▶ _Task requirements_:
Give back the whole listing exactly as shown.

───── Rows ─────

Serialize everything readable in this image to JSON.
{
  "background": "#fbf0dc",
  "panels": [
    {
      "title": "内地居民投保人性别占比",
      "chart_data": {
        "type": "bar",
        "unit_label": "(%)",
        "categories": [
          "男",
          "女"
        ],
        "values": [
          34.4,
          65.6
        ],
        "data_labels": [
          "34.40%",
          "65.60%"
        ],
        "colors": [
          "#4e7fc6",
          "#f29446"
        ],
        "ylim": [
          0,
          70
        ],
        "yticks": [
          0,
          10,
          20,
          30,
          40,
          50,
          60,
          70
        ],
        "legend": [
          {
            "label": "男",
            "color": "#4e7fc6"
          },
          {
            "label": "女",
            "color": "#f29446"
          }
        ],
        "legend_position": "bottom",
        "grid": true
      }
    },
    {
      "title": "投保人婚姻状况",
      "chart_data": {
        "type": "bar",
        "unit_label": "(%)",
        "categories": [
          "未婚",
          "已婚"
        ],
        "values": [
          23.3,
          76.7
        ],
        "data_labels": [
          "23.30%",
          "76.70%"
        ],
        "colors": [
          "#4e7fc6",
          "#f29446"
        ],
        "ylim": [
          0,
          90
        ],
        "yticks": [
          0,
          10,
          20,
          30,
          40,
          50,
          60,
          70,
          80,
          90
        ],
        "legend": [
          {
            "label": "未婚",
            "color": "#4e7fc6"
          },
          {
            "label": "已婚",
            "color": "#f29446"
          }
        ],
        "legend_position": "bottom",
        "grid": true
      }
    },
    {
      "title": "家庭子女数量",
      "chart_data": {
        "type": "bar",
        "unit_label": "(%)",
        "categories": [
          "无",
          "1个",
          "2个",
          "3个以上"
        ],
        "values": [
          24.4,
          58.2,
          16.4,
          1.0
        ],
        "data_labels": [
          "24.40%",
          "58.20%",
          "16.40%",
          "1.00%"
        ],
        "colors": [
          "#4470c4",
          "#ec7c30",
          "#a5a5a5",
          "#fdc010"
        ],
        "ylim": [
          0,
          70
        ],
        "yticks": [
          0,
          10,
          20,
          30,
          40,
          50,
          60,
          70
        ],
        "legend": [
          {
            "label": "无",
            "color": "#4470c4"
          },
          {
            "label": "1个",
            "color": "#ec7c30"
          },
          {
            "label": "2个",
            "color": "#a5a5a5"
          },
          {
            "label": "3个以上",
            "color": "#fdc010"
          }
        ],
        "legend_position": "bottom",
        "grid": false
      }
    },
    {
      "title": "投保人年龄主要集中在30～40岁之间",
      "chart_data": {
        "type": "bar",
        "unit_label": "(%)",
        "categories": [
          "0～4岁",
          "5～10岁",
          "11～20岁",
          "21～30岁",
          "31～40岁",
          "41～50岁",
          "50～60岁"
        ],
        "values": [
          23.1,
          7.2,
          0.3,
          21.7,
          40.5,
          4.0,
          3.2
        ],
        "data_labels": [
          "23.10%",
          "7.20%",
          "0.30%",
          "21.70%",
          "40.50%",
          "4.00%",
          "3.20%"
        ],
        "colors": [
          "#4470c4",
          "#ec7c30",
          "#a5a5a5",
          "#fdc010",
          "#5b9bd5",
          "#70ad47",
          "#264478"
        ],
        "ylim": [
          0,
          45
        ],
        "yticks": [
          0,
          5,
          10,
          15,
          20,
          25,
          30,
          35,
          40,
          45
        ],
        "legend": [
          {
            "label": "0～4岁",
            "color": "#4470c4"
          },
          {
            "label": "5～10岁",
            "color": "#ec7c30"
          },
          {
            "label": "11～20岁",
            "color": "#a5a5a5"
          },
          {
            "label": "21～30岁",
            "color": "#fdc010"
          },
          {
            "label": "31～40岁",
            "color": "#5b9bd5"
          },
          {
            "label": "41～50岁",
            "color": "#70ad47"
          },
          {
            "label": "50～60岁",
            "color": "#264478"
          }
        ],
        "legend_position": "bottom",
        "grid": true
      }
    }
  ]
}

─────

▶ _The output_:
Serialize everything readable in this image to JSON.
{
  "background": "#fbf0dc",
  "panels": [
    {
      "title": "内地居民投保人性别占比",
      "chart_data": {
        "type": "bar",
        "unit_label": "(%)",
        "categories": [
          "男",
          "女"
        ],
        "values": [
          34.4,
          65.6
        ],
        "data_labels": [
          "34.40%",
          "65.60%"
        ],
        "colors": [
          "#4e7fc6",
          "#f29446"
        ],
        "ylim": [
          0,
          70
        ],
        "yticks": [
          0,
          10,
          20,
          30,
          40,
          50,
          60,
          70
        ],
        "legend": [
          {
            "label": "男",
            "color": "#4e7fc6"
          },
          {
            "label": "女",
            "color": "#f29446"
          }
        ],
        "legend_position": "bottom",
        "grid": true
      }
    },
    {
      "title": "投保人婚姻状况",
      "chart_data": {
        "type": "bar",
        "unit_label": "(%)",
        "categories": [
          "未婚",
          "已婚"
        ],
        "values": [
          23.3,
          76.7
        ],
        "data_labels": [
          "23.30%",
          "76.70%"
        ],
        "colors": [
          "#4e7fc6",
          "#f29446"
        ],
        "ylim": [
          0,
          90
        ],
        "yticks": [
          0,
          10,
          20,
          30,
          40,
          50,
          60,
          70,
          80,
          90
        ],
        "legend": [
          {
            "label": "未婚",
            "color": "#4e7fc6"
          },
          {
            "label": "已婚",
            "color": "#f29446"
          }
        ],
        "legend_position": "bottom",
        "grid": true
      }
    },
    {
      "title": "家庭子女数量",
      "chart_data": {
        "type": "bar",
        "unit_label": "(%)",
        "categories": [
          "无",
          "1个",
          "2个",
          "3个以上"
        ],
        "values": [
          24.4,
          58.2,
          16.4,
          1.0
        ],
        "data_labels": [
          "24.40%",
          "58.20%",
          "16.40%",
          "1.00%"
        ],
        "colors": [
          "#4470c4",
          "#ec7c30",
          "#a5a5a5",
          "#fdc010"
        ],
        "ylim": [
          0,
          70
        ],
        "yticks": [
          0,
          10,
          20,
          30,
          40,
          50,
          60,
          70
        ],
        "legend": [
          {
            "label": "无",
            "color": "#4470c4"
          },
          {
            "label": "1个",
            "color": "#ec7c30"
          },
          {
            "label": "2个",
            "color": "#a5a5a5"
          },
          {
            "label": "3个以上",
            "color": "#fdc010"
          }
        ],
        "legend_position": "bottom",
        "grid": false
      }
    },
    {
      "title": "投保人年龄主要集中在30～40岁之间",
      "chart_data": {
        "type": "bar",
        "unit_label": "(%)",
        "categories": [
          "0～4岁",
          "5～10岁",
          "11～20岁",
          "21～30岁",
          "31～40岁",
          "41～50岁",
          "50～60岁"
        ],
        "values": [
          23.1,
          7.2,
          0.3,
          21.7,
          40.5,
          4.0,
          3.2
        ],
        "data_labels": [
          "23.10%",
          "7.20%",
          "0.30%",
          "21.70%",
          "40.50%",
          "4.00%",
          "3.20%"
        ],
        "colors": [
          "#4470c4",
          "#ec7c30",
          "#a5a5a5",
          "#fdc010",
          "#5b9bd5",
          "#70ad47",
          "#264478"
        ],
        "ylim": [
          0,
          45
        ],
        "yticks": [
          0,
          5,
          10,
          15,
          20,
          25,
          30,
          35,
          40,
          45
        ],
        "legend": [
          {
            "label": "0～4岁",
            "color": "#4470c4"
          },
          {
            "label": "5～10岁",
            "color": "#ec7c30"
          },
          {
            "label": "11～20岁",
            "color": "#a5a5a5"
          },
          {
            "label": "21～30岁",
            "color": "#fdc010"
          },
          {
            "label": "31～40岁",
            "color": "#5b9bd5"
          },
          {
            "label": "41～50岁",
            "color": "#70ad47"
          },
          {
            "label": "50～60岁",
            "color": "#264478"
          }
        ],
        "legend_position": "bottom",
        "grid": true
      }
    }
  ]
}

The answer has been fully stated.